Item position listing
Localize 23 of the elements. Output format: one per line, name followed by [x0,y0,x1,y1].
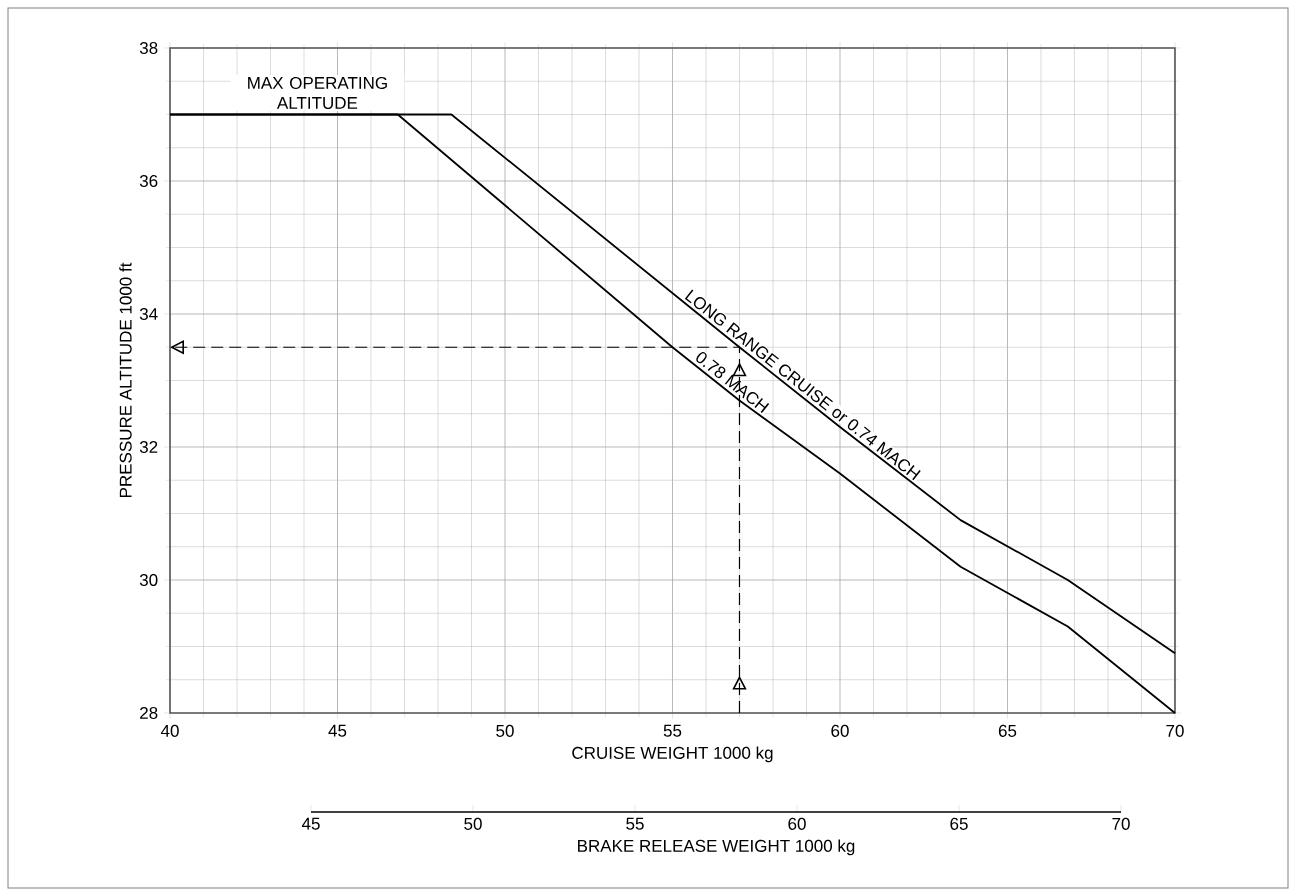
x2-tick-label: 70 [1112,817,1130,830]
x-tick-label: 60 [831,724,849,737]
x-tick-label: 65 [998,724,1017,737]
x-tick-label: 50 [496,724,514,737]
x2-tick-label: 55 [626,817,644,830]
y-tick-label: 28 [140,706,158,720]
x2-tick-label: 45 [301,817,320,830]
annotation: MAX OPERATING ALTITUDE [248,76,387,109]
y-tick-label: 38 [139,41,158,55]
x-tick-label: 40 [160,724,179,737]
x2-axis-title: BRAKE RELEASE WEIGHT 1000 kg [578,839,855,856]
x2-tick-label: 60 [788,817,806,830]
x2-tick-label: 50 [464,817,482,830]
y-axis-title: PRESSURE ALTITUDE 1000 ft [119,262,132,498]
x2-tick-label: 65 [950,817,968,830]
x-axis-title: CRUISE WEIGHT 1000 kg [572,746,773,763]
y-tick-label: 34 [139,307,158,321]
x-tick-label: 45 [328,724,347,737]
y-tick-label: 36 [139,174,158,188]
y-tick-label: 30 [139,573,158,587]
x-tick-label: 55 [663,724,682,737]
x-tick-label: 70 [1166,724,1184,737]
y-tick-label: 32 [139,440,158,454]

◆ **WHAT IS ASKED**
Which lines in the listing above contain the string "ALTITUDE", matching case? Copy each one.

◆ **WRITTEN ANSWER**
annotation: MAX OPERATING ALTITUDE [248,76,387,109]
y-axis-title: PRESSURE ALTITUDE 1000 ft [119,262,132,498]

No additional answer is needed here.